> [Data supplied]

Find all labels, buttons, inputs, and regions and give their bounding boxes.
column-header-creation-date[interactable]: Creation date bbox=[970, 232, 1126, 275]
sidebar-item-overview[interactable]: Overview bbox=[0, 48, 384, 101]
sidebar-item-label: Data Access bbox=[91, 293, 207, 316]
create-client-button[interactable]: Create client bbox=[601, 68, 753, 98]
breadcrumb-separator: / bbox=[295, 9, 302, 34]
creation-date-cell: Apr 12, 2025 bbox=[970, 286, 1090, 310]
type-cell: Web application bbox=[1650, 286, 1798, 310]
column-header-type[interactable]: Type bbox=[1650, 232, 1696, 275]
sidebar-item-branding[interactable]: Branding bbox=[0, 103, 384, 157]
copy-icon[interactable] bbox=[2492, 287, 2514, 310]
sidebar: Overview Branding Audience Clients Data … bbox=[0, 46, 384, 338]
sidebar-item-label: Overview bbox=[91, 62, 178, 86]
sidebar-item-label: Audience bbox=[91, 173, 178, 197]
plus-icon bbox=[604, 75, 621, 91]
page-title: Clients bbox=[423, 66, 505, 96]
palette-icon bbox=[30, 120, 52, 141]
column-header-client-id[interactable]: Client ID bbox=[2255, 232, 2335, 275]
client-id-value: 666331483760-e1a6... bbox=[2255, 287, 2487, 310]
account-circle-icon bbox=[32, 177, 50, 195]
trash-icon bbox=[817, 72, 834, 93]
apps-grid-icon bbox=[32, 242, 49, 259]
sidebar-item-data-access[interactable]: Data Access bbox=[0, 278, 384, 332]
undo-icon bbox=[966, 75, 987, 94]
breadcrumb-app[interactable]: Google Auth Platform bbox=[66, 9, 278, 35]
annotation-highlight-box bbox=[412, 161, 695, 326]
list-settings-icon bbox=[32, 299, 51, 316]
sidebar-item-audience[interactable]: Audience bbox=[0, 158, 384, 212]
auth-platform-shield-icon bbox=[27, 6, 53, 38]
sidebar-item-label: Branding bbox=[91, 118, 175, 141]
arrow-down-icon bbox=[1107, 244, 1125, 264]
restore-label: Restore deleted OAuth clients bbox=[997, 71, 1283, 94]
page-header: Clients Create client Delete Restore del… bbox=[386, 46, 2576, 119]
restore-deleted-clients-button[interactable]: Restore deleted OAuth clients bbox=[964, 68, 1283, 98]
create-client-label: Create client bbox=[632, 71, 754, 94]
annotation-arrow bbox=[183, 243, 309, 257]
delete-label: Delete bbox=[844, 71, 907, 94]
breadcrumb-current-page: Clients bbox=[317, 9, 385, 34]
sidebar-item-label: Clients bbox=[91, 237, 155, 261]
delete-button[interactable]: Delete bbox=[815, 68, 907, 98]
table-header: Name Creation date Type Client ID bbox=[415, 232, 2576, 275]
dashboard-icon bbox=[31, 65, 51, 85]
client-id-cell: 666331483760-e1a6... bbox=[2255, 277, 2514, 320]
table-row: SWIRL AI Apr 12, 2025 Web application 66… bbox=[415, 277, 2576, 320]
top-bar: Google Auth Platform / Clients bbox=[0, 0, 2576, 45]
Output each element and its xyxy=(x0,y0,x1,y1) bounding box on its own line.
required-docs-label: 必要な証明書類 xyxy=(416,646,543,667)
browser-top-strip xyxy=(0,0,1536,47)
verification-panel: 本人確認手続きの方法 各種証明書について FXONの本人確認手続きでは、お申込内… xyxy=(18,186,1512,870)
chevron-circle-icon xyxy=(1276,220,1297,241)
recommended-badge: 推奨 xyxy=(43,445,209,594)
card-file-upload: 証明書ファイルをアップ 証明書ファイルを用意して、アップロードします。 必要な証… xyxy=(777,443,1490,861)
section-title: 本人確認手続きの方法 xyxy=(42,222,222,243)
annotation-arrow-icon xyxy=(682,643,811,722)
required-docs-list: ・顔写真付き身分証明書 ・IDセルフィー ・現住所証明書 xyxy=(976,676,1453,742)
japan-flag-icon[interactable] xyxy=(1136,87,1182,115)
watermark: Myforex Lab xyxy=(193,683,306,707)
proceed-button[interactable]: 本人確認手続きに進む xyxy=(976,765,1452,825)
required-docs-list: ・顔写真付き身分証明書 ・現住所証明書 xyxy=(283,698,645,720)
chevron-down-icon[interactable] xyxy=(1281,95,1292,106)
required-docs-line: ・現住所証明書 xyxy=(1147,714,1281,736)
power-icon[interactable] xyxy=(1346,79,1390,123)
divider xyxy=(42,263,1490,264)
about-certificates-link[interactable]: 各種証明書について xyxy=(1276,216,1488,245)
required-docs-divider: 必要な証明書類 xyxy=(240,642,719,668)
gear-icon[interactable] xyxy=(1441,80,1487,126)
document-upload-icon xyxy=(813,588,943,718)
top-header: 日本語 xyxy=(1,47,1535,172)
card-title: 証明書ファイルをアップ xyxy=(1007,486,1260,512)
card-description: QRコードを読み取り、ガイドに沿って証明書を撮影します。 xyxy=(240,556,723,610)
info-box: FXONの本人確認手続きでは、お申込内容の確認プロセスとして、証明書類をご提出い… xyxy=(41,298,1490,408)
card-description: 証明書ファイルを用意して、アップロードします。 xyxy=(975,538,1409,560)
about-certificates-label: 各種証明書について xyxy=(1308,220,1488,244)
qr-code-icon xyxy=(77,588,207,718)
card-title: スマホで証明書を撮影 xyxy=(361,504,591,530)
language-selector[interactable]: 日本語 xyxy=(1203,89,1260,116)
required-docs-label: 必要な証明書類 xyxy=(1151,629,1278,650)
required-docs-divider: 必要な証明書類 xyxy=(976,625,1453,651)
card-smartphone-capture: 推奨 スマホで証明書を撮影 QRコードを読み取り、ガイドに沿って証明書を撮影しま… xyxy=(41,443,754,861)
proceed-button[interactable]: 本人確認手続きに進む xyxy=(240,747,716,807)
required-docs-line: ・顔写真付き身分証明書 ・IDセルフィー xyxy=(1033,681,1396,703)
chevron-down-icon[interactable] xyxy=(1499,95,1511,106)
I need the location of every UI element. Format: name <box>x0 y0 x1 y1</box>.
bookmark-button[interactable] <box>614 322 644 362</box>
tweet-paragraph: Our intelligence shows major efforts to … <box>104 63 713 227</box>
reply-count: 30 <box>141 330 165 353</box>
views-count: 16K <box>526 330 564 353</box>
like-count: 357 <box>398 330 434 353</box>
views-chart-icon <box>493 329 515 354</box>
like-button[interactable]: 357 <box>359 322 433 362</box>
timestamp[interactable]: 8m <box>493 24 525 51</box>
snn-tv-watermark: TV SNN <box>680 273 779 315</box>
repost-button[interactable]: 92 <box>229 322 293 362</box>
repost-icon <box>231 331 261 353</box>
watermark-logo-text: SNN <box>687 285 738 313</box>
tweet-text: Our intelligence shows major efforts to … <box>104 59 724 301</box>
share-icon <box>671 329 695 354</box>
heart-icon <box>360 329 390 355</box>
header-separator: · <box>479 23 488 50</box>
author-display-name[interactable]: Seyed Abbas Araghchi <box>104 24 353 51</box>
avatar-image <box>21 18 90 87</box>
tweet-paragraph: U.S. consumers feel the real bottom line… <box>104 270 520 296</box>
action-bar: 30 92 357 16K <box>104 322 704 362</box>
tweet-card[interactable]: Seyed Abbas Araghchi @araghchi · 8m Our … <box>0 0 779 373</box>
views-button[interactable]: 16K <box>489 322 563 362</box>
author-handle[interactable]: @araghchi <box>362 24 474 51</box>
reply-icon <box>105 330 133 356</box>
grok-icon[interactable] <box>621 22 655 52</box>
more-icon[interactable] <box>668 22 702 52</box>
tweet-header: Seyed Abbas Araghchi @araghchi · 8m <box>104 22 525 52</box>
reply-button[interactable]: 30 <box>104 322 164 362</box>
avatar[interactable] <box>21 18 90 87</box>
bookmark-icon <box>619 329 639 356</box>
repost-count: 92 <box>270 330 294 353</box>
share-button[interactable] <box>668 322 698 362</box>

> [Problem] Output everything from the top of the entries down to the line containing "create-client-button[interactable]: Create client", unchanged and with both ends included.

> [Result for this exercise]
Find all labels, buttons, inputs, and regions and give their bounding boxes.
column-header-creation-date[interactable]: Creation date bbox=[970, 232, 1126, 275]
sidebar-item-overview[interactable]: Overview bbox=[0, 48, 384, 101]
sidebar-item-label: Data Access bbox=[91, 293, 207, 316]
create-client-button[interactable]: Create client bbox=[601, 68, 753, 98]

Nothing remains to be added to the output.